* Data lines
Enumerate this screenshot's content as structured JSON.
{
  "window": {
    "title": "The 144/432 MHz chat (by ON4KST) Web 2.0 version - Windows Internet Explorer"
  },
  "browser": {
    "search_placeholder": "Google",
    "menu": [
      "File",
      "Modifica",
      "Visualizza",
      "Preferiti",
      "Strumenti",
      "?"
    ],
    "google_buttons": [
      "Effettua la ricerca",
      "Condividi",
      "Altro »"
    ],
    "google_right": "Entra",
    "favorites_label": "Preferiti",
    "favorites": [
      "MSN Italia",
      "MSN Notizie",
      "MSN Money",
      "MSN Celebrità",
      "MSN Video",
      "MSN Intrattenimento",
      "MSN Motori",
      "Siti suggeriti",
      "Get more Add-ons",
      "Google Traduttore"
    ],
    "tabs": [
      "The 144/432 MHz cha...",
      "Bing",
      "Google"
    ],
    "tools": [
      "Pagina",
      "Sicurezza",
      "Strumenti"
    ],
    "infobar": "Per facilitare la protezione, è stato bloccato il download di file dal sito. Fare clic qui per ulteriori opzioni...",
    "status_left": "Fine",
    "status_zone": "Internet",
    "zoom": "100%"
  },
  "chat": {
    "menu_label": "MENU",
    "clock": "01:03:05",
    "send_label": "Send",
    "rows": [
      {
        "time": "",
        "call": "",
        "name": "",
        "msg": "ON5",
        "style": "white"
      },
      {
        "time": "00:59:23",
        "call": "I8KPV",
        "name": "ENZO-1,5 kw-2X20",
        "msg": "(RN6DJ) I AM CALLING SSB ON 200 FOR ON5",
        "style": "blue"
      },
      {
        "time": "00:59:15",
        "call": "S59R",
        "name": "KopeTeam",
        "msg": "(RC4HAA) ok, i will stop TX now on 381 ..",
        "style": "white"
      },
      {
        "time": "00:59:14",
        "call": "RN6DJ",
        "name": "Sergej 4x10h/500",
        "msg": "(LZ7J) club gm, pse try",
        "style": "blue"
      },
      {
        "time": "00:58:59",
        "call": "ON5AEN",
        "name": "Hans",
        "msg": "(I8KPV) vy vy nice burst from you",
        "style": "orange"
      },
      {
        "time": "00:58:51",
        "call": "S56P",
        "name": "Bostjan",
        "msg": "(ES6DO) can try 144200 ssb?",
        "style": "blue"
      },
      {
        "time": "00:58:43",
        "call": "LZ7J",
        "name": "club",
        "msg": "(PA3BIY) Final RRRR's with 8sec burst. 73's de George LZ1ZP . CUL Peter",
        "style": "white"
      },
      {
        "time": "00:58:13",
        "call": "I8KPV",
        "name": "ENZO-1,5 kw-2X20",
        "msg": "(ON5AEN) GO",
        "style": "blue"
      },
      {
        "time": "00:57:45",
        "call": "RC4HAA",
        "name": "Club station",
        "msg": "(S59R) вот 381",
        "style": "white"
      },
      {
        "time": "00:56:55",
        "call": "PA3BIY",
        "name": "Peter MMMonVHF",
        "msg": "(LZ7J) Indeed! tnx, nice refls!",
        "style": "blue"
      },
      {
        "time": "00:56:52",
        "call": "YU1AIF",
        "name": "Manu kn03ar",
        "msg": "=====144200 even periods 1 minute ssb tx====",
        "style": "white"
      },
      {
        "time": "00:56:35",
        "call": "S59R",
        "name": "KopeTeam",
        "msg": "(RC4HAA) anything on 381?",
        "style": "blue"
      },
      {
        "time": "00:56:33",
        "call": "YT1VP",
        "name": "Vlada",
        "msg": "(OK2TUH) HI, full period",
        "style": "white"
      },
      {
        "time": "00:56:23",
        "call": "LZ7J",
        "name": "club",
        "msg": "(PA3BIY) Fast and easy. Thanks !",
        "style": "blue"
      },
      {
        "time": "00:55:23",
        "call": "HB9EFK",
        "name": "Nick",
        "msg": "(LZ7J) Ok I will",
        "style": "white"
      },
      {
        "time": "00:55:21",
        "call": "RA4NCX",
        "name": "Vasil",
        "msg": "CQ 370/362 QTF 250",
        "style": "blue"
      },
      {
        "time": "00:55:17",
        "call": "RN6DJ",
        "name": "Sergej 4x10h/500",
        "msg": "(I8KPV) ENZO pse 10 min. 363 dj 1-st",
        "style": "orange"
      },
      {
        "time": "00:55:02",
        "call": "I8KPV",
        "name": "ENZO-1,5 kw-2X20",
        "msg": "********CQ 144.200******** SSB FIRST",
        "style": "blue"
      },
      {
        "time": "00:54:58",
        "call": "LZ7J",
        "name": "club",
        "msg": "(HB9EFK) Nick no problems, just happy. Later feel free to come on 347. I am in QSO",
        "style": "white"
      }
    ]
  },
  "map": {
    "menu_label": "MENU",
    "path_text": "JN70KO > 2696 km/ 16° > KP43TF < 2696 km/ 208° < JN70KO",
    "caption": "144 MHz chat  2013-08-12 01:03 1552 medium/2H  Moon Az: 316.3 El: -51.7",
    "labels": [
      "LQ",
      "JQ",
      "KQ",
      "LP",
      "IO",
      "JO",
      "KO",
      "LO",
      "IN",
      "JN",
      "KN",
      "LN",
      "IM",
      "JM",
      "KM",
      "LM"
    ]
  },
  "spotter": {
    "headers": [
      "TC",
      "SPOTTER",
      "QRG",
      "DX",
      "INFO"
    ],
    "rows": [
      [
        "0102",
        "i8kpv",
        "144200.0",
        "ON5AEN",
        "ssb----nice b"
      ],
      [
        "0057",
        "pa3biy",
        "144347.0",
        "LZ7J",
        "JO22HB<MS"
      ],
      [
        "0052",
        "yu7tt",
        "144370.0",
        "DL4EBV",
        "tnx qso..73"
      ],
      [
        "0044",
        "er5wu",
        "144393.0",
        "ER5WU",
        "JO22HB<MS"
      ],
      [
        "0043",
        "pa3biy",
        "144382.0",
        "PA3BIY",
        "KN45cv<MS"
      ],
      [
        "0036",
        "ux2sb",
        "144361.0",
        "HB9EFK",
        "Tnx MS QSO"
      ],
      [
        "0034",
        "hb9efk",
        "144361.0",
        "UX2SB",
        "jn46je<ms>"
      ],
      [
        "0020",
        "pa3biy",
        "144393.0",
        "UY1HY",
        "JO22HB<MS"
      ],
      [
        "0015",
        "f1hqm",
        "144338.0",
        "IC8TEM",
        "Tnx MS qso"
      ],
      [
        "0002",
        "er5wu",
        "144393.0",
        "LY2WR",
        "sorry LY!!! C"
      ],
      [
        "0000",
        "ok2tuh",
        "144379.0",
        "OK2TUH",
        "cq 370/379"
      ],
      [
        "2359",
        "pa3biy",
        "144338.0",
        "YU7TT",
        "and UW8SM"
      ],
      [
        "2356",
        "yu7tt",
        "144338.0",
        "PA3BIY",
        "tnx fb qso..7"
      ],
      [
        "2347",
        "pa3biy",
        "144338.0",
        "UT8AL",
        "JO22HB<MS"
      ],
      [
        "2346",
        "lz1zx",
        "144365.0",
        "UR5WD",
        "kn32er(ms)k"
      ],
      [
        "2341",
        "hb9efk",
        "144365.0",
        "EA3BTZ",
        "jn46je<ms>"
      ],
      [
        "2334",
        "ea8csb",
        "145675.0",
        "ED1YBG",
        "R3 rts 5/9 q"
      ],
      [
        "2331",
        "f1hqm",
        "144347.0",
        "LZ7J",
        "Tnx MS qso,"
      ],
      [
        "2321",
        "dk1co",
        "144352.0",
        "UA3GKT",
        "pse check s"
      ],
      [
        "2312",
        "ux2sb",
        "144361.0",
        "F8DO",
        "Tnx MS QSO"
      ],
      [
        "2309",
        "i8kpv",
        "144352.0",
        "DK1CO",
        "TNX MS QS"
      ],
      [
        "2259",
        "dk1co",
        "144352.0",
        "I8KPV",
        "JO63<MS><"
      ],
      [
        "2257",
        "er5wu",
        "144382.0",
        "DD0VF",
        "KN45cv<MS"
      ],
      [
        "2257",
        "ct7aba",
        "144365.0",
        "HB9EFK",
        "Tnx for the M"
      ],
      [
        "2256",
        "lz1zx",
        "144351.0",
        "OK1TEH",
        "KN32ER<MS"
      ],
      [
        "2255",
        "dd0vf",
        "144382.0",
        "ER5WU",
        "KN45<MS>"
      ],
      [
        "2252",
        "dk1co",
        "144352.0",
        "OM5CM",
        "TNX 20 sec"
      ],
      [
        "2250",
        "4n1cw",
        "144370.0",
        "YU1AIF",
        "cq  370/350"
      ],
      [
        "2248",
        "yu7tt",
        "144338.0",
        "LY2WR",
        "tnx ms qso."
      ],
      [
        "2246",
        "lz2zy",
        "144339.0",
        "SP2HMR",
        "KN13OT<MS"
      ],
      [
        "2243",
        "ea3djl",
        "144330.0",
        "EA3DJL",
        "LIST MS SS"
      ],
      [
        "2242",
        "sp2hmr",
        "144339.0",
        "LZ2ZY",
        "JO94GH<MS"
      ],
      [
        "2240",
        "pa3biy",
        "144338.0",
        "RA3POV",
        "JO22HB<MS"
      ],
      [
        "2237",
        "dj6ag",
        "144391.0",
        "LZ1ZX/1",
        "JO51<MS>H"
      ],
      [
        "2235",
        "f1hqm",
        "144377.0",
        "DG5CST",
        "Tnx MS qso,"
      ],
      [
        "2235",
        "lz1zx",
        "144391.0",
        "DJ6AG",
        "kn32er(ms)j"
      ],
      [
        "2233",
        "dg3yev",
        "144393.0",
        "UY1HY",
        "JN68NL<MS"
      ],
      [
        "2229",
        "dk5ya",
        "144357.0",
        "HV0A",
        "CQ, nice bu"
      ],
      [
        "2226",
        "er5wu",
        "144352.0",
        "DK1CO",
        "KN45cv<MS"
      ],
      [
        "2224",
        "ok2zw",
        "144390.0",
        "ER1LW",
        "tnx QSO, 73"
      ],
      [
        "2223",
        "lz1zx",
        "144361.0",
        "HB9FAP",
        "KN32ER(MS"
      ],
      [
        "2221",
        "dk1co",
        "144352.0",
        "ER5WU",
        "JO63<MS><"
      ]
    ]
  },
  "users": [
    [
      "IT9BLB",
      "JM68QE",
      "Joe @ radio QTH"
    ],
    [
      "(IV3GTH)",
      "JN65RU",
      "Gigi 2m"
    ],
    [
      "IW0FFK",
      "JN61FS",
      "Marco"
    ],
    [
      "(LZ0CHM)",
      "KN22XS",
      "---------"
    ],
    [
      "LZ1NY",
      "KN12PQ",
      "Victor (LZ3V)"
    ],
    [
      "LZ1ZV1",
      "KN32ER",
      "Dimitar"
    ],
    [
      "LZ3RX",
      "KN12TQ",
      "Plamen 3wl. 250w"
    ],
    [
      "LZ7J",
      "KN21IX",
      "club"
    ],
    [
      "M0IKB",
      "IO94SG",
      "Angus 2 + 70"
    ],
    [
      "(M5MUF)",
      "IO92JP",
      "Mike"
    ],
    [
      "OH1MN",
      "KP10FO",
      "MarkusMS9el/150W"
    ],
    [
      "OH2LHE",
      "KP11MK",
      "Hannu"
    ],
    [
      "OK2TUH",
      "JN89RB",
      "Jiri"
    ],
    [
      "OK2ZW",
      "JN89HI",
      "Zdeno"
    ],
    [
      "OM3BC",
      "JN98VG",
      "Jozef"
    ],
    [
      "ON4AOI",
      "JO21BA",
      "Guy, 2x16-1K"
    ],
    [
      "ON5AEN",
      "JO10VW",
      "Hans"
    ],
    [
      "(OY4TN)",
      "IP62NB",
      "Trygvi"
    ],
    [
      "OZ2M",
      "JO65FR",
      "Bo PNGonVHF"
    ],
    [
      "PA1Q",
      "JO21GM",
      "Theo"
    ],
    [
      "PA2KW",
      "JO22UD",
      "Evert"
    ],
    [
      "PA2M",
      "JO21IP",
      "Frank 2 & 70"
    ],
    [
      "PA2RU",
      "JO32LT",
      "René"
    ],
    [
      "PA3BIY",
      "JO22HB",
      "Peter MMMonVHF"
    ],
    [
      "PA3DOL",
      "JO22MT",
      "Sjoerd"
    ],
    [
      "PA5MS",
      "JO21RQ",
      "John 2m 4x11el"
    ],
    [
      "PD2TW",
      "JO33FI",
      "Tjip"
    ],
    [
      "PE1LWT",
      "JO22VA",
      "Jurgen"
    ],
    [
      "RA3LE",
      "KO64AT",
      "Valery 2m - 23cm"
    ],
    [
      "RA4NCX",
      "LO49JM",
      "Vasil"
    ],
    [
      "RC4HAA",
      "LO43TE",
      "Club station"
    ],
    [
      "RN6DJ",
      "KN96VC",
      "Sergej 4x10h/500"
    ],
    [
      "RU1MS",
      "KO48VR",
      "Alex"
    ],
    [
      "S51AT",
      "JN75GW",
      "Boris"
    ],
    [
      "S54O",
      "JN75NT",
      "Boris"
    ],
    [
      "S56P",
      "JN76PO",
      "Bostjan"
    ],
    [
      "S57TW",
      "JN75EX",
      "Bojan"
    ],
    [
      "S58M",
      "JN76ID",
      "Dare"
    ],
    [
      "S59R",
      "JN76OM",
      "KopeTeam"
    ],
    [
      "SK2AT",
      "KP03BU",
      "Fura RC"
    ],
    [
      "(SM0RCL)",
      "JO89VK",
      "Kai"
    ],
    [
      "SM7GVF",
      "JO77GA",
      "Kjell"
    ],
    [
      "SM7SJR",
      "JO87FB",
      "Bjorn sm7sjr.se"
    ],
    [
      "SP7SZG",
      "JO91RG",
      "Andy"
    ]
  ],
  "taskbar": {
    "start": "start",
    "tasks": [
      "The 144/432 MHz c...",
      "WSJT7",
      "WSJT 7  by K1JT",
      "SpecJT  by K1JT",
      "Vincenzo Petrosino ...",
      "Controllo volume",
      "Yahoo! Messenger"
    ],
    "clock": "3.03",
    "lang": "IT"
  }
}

* Directions for this task
Go through the material line by line. Show each line that contains the string "nice".

* Answer to the exercise
        "msg": "(I8KPV) vy vy nice burst from you",
        "msg": "(LZ7J) Indeed! tnx, nice refls!",
        "ssb----nice b"
        "CQ, nice bu"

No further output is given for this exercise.